[Instruction]: Make an exact copy of all the entries, but do not reproduce the pictures.

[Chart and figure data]
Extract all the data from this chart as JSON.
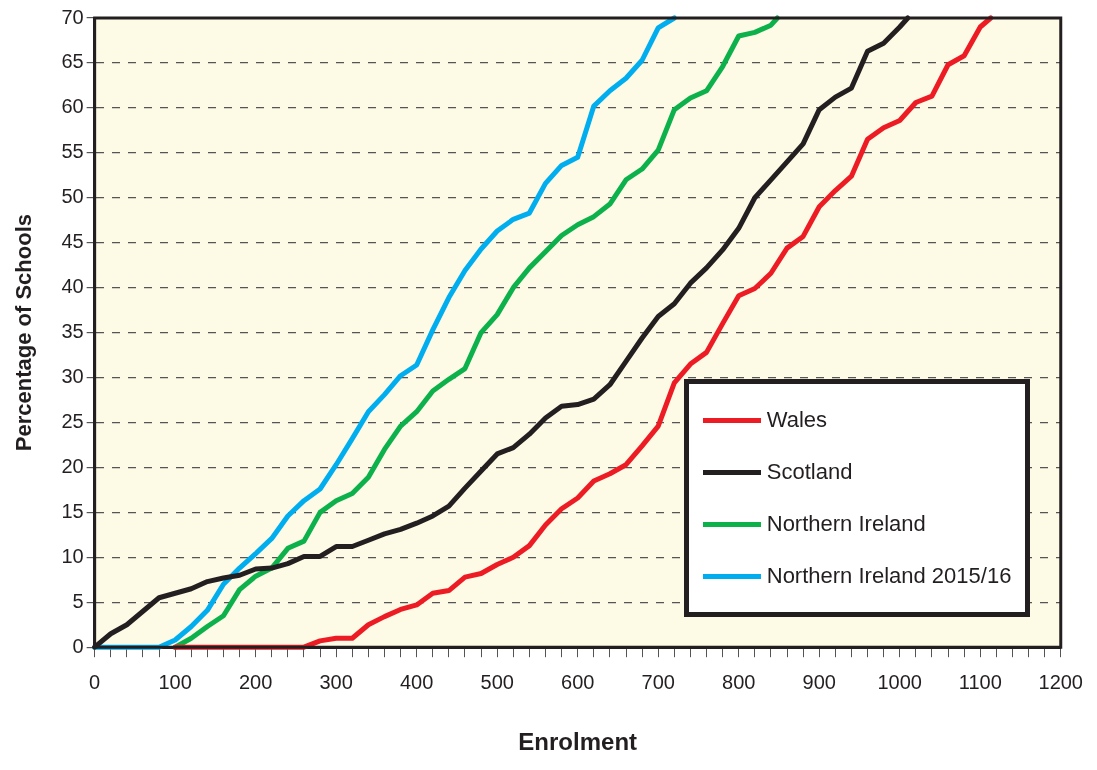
{
  "chart_data": {
    "type": "line",
    "xlabel": "Enrolment",
    "ylabel": "Percentage of Schools",
    "xlim": [
      0,
      1200
    ],
    "ylim": [
      0,
      70
    ],
    "xticks": [
      0,
      {
        "value": 20,
        "label": null
      },
      {
        "value": 40,
        "label": null
      },
      {
        "value": 60,
        "label": null
      },
      {
        "value": 80,
        "label": null
      },
      100,
      {
        "value": 120,
        "label": null
      },
      {
        "value": 140,
        "label": null
      },
      {
        "value": 160,
        "label": null
      },
      {
        "value": 180,
        "label": null
      },
      200,
      {
        "value": 220,
        "label": null
      },
      {
        "value": 240,
        "label": null
      },
      {
        "value": 260,
        "label": null
      },
      {
        "value": 280,
        "label": null
      },
      300,
      {
        "value": 320,
        "label": null
      },
      {
        "value": 340,
        "label": null
      },
      {
        "value": 360,
        "label": null
      },
      {
        "value": 380,
        "label": null
      },
      400,
      {
        "value": 420,
        "label": null
      },
      {
        "value": 440,
        "label": null
      },
      {
        "value": 460,
        "label": null
      },
      {
        "value": 480,
        "label": null
      },
      500,
      {
        "value": 520,
        "label": null
      },
      {
        "value": 540,
        "label": null
      },
      {
        "value": 560,
        "label": null
      },
      {
        "value": 580,
        "label": null
      },
      600,
      {
        "value": 620,
        "label": null
      },
      {
        "value": 640,
        "label": null
      },
      {
        "value": 660,
        "label": null
      },
      {
        "value": 680,
        "label": null
      },
      700,
      {
        "value": 720,
        "label": null
      },
      {
        "value": 740,
        "label": null
      },
      {
        "value": 760,
        "label": null
      },
      {
        "value": 780,
        "label": null
      },
      800,
      {
        "value": 820,
        "label": null
      },
      {
        "value": 840,
        "label": null
      },
      {
        "value": 860,
        "label": null
      },
      {
        "value": 880,
        "label": null
      },
      900,
      {
        "value": 920,
        "label": null
      },
      {
        "value": 940,
        "label": null
      },
      {
        "value": 960,
        "label": null
      },
      {
        "value": 980,
        "label": null
      },
      1000,
      {
        "value": 1020,
        "label": null
      },
      {
        "value": 1040,
        "label": null
      },
      {
        "value": 1060,
        "label": null
      },
      {
        "value": 1080,
        "label": null
      },
      1100,
      {
        "value": 1120,
        "label": null
      },
      {
        "value": 1140,
        "label": null
      },
      {
        "value": 1160,
        "label": null
      },
      {
        "value": 1180,
        "label": null
      },
      1200
    ],
    "yticks": [
      0,
      5,
      10,
      15,
      20,
      25,
      30,
      35,
      40,
      45,
      50,
      55,
      60,
      65,
      70
    ],
    "grid": "y",
    "legend": "bottom right",
    "marker": "none",
    "line_style": "solid",
    "series": [
      {
        "name": "Wales",
        "color": "#ed1c24",
        "x": [
          100,
          120,
          140,
          160,
          180,
          200,
          220,
          240,
          260,
          280,
          300,
          320,
          340,
          360,
          380,
          400,
          420,
          440,
          460,
          480,
          500,
          520,
          540,
          560,
          580,
          600,
          620,
          640,
          660,
          680,
          700,
          720,
          740,
          760,
          780,
          800,
          820,
          840,
          860,
          880,
          900,
          920,
          940,
          960,
          980,
          1000,
          1020,
          1040,
          1060,
          1080,
          1100,
          1113
        ],
        "values": [
          0,
          0,
          0,
          0,
          0,
          0,
          0,
          0,
          0,
          0.7,
          1,
          1,
          2.5,
          3.4,
          4.2,
          4.7,
          6,
          6.3,
          7.8,
          8.2,
          9.2,
          10,
          11.3,
          13.6,
          15.4,
          16.6,
          18.5,
          19.3,
          20.3,
          22.4,
          24.6,
          29.4,
          31.5,
          32.8,
          36,
          39.1,
          39.9,
          41.6,
          44.4,
          45.7,
          49,
          50.8,
          52.4,
          56.5,
          57.8,
          58.6,
          60.6,
          61.3,
          64.8,
          65.8,
          69,
          70
        ]
      },
      {
        "name": "Scotland",
        "color": "#231f20",
        "x": [
          0,
          20,
          40,
          60,
          80,
          100,
          120,
          140,
          160,
          180,
          200,
          220,
          240,
          260,
          280,
          300,
          320,
          340,
          360,
          380,
          400,
          420,
          440,
          460,
          480,
          500,
          520,
          540,
          560,
          580,
          600,
          620,
          640,
          660,
          680,
          700,
          720,
          740,
          760,
          780,
          800,
          820,
          840,
          860,
          880,
          900,
          920,
          940,
          960,
          980,
          1000,
          1010
        ],
        "values": [
          0,
          1.5,
          2.5,
          4,
          5.5,
          6,
          6.5,
          7.3,
          7.7,
          8,
          8.7,
          8.8,
          9.3,
          10.1,
          10.1,
          11.2,
          11.2,
          11.9,
          12.6,
          13.1,
          13.8,
          14.6,
          15.7,
          17.7,
          19.6,
          21.5,
          22.2,
          23.7,
          25.5,
          26.8,
          27,
          27.6,
          29.2,
          31.8,
          34.4,
          36.8,
          38.2,
          40.5,
          42.2,
          44.2,
          46.6,
          50,
          52,
          54,
          56,
          59.8,
          61.2,
          62.2,
          66.3,
          67.2,
          69,
          70
        ]
      },
      {
        "name": "Northern Ireland",
        "color": "#0db14b",
        "x": [
          100,
          120,
          140,
          160,
          180,
          200,
          220,
          240,
          260,
          280,
          300,
          320,
          340,
          360,
          380,
          400,
          420,
          440,
          460,
          480,
          500,
          520,
          540,
          560,
          580,
          600,
          620,
          640,
          660,
          680,
          700,
          720,
          740,
          760,
          780,
          800,
          820,
          840,
          848
        ],
        "values": [
          0,
          1,
          2.3,
          3.5,
          6.4,
          7.9,
          8.8,
          11,
          11.8,
          15,
          16.3,
          17.1,
          18.9,
          22,
          24.6,
          26.2,
          28.5,
          29.8,
          31,
          35,
          37,
          40,
          42.2,
          44,
          45.8,
          47,
          47.9,
          49.3,
          52,
          53.2,
          55.3,
          59.8,
          61.1,
          61.9,
          64.6,
          68,
          68.4,
          69.2,
          70
        ]
      },
      {
        "name": "Northern Ireland 2015/16",
        "color": "#00aeef",
        "x": [
          0,
          20,
          40,
          60,
          80,
          100,
          120,
          140,
          160,
          180,
          200,
          220,
          240,
          260,
          280,
          300,
          320,
          340,
          360,
          380,
          400,
          420,
          440,
          460,
          480,
          500,
          520,
          540,
          560,
          580,
          600,
          620,
          640,
          660,
          680,
          700,
          720
        ],
        "values": [
          0,
          0,
          0,
          0,
          0,
          0.8,
          2.3,
          4.1,
          7,
          8.8,
          10.4,
          12.1,
          14.6,
          16.3,
          17.6,
          20.3,
          23.2,
          26.2,
          28.1,
          30.2,
          31.4,
          35.3,
          38.9,
          41.9,
          44.3,
          46.3,
          47.6,
          48.3,
          51.6,
          53.6,
          54.5,
          60.2,
          61.9,
          63.3,
          65.3,
          68.9,
          70
        ]
      }
    ]
  }
}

[Solution for this problem]:
Extract all the data from this chart as JSON.
{
  "chart_data": {
    "type": "line",
    "xlabel": "Enrolment",
    "ylabel": "Percentage of Schools",
    "xlim": [
      0,
      1200
    ],
    "ylim": [
      0,
      70
    ],
    "xticks": [
      0,
      {
        "value": 20,
        "label": null
      },
      {
        "value": 40,
        "label": null
      },
      {
        "value": 60,
        "label": null
      },
      {
        "value": 80,
        "label": null
      },
      100,
      {
        "value": 120,
        "label": null
      },
      {
        "value": 140,
        "label": null
      },
      {
        "value": 160,
        "label": null
      },
      {
        "value": 180,
        "label": null
      },
      200,
      {
        "value": 220,
        "label": null
      },
      {
        "value": 240,
        "label": null
      },
      {
        "value": 260,
        "label": null
      },
      {
        "value": 280,
        "label": null
      },
      300,
      {
        "value": 320,
        "label": null
      },
      {
        "value": 340,
        "label": null
      },
      {
        "value": 360,
        "label": null
      },
      {
        "value": 380,
        "label": null
      },
      400,
      {
        "value": 420,
        "label": null
      },
      {
        "value": 440,
        "label": null
      },
      {
        "value": 460,
        "label": null
      },
      {
        "value": 480,
        "label": null
      },
      500,
      {
        "value": 520,
        "label": null
      },
      {
        "value": 540,
        "label": null
      },
      {
        "value": 560,
        "label": null
      },
      {
        "value": 580,
        "label": null
      },
      600,
      {
        "value": 620,
        "label": null
      },
      {
        "value": 640,
        "label": null
      },
      {
        "value": 660,
        "label": null
      },
      {
        "value": 680,
        "label": null
      },
      700,
      {
        "value": 720,
        "label": null
      },
      {
        "value": 740,
        "label": null
      },
      {
        "value": 760,
        "label": null
      },
      {
        "value": 780,
        "label": null
      },
      800,
      {
        "value": 820,
        "label": null
      },
      {
        "value": 840,
        "label": null
      },
      {
        "value": 860,
        "label": null
      },
      {
        "value": 880,
        "label": null
      },
      900,
      {
        "value": 920,
        "label": null
      },
      {
        "value": 940,
        "label": null
      },
      {
        "value": 960,
        "label": null
      },
      {
        "value": 980,
        "label": null
      },
      1000,
      {
        "value": 1020,
        "label": null
      },
      {
        "value": 1040,
        "label": null
      },
      {
        "value": 1060,
        "label": null
      },
      {
        "value": 1080,
        "label": null
      },
      1100,
      {
        "value": 1120,
        "label": null
      },
      {
        "value": 1140,
        "label": null
      },
      {
        "value": 1160,
        "label": null
      },
      {
        "value": 1180,
        "label": null
      },
      1200
    ],
    "yticks": [
      0,
      5,
      10,
      15,
      20,
      25,
      30,
      35,
      40,
      45,
      50,
      55,
      60,
      65,
      70
    ],
    "grid": "y",
    "legend": "bottom right",
    "marker": "none",
    "line_style": "solid",
    "series": [
      {
        "name": "Wales",
        "color": "#ed1c24",
        "x": [
          100,
          120,
          140,
          160,
          180,
          200,
          220,
          240,
          260,
          280,
          300,
          320,
          340,
          360,
          380,
          400,
          420,
          440,
          460,
          480,
          500,
          520,
          540,
          560,
          580,
          600,
          620,
          640,
          660,
          680,
          700,
          720,
          740,
          760,
          780,
          800,
          820,
          840,
          860,
          880,
          900,
          920,
          940,
          960,
          980,
          1000,
          1020,
          1040,
          1060,
          1080,
          1100,
          1113
        ],
        "values": [
          0,
          0,
          0,
          0,
          0,
          0,
          0,
          0,
          0,
          0.7,
          1,
          1,
          2.5,
          3.4,
          4.2,
          4.7,
          6,
          6.3,
          7.8,
          8.2,
          9.2,
          10,
          11.3,
          13.6,
          15.4,
          16.6,
          18.5,
          19.3,
          20.3,
          22.4,
          24.6,
          29.4,
          31.5,
          32.8,
          36,
          39.1,
          39.9,
          41.6,
          44.4,
          45.7,
          49,
          50.8,
          52.4,
          56.5,
          57.8,
          58.6,
          60.6,
          61.3,
          64.8,
          65.8,
          69,
          70
        ]
      },
      {
        "name": "Scotland",
        "color": "#231f20",
        "x": [
          0,
          20,
          40,
          60,
          80,
          100,
          120,
          140,
          160,
          180,
          200,
          220,
          240,
          260,
          280,
          300,
          320,
          340,
          360,
          380,
          400,
          420,
          440,
          460,
          480,
          500,
          520,
          540,
          560,
          580,
          600,
          620,
          640,
          660,
          680,
          700,
          720,
          740,
          760,
          780,
          800,
          820,
          840,
          860,
          880,
          900,
          920,
          940,
          960,
          980,
          1000,
          1010
        ],
        "values": [
          0,
          1.5,
          2.5,
          4,
          5.5,
          6,
          6.5,
          7.3,
          7.7,
          8,
          8.7,
          8.8,
          9.3,
          10.1,
          10.1,
          11.2,
          11.2,
          11.9,
          12.6,
          13.1,
          13.8,
          14.6,
          15.7,
          17.7,
          19.6,
          21.5,
          22.2,
          23.7,
          25.5,
          26.8,
          27,
          27.6,
          29.2,
          31.8,
          34.4,
          36.8,
          38.2,
          40.5,
          42.2,
          44.2,
          46.6,
          50,
          52,
          54,
          56,
          59.8,
          61.2,
          62.2,
          66.3,
          67.2,
          69,
          70
        ]
      },
      {
        "name": "Northern Ireland",
        "color": "#0db14b",
        "x": [
          100,
          120,
          140,
          160,
          180,
          200,
          220,
          240,
          260,
          280,
          300,
          320,
          340,
          360,
          380,
          400,
          420,
          440,
          460,
          480,
          500,
          520,
          540,
          560,
          580,
          600,
          620,
          640,
          660,
          680,
          700,
          720,
          740,
          760,
          780,
          800,
          820,
          840,
          848
        ],
        "values": [
          0,
          1,
          2.3,
          3.5,
          6.4,
          7.9,
          8.8,
          11,
          11.8,
          15,
          16.3,
          17.1,
          18.9,
          22,
          24.6,
          26.2,
          28.5,
          29.8,
          31,
          35,
          37,
          40,
          42.2,
          44,
          45.8,
          47,
          47.9,
          49.3,
          52,
          53.2,
          55.3,
          59.8,
          61.1,
          61.9,
          64.6,
          68,
          68.4,
          69.2,
          70
        ]
      },
      {
        "name": "Northern Ireland 2015/16",
        "color": "#00aeef",
        "x": [
          0,
          20,
          40,
          60,
          80,
          100,
          120,
          140,
          160,
          180,
          200,
          220,
          240,
          260,
          280,
          300,
          320,
          340,
          360,
          380,
          400,
          420,
          440,
          460,
          480,
          500,
          520,
          540,
          560,
          580,
          600,
          620,
          640,
          660,
          680,
          700,
          720
        ],
        "values": [
          0,
          0,
          0,
          0,
          0,
          0.8,
          2.3,
          4.1,
          7,
          8.8,
          10.4,
          12.1,
          14.6,
          16.3,
          17.6,
          20.3,
          23.2,
          26.2,
          28.1,
          30.2,
          31.4,
          35.3,
          38.9,
          41.9,
          44.3,
          46.3,
          47.6,
          48.3,
          51.6,
          53.6,
          54.5,
          60.2,
          61.9,
          63.3,
          65.3,
          68.9,
          70
        ]
      }
    ]
  }
}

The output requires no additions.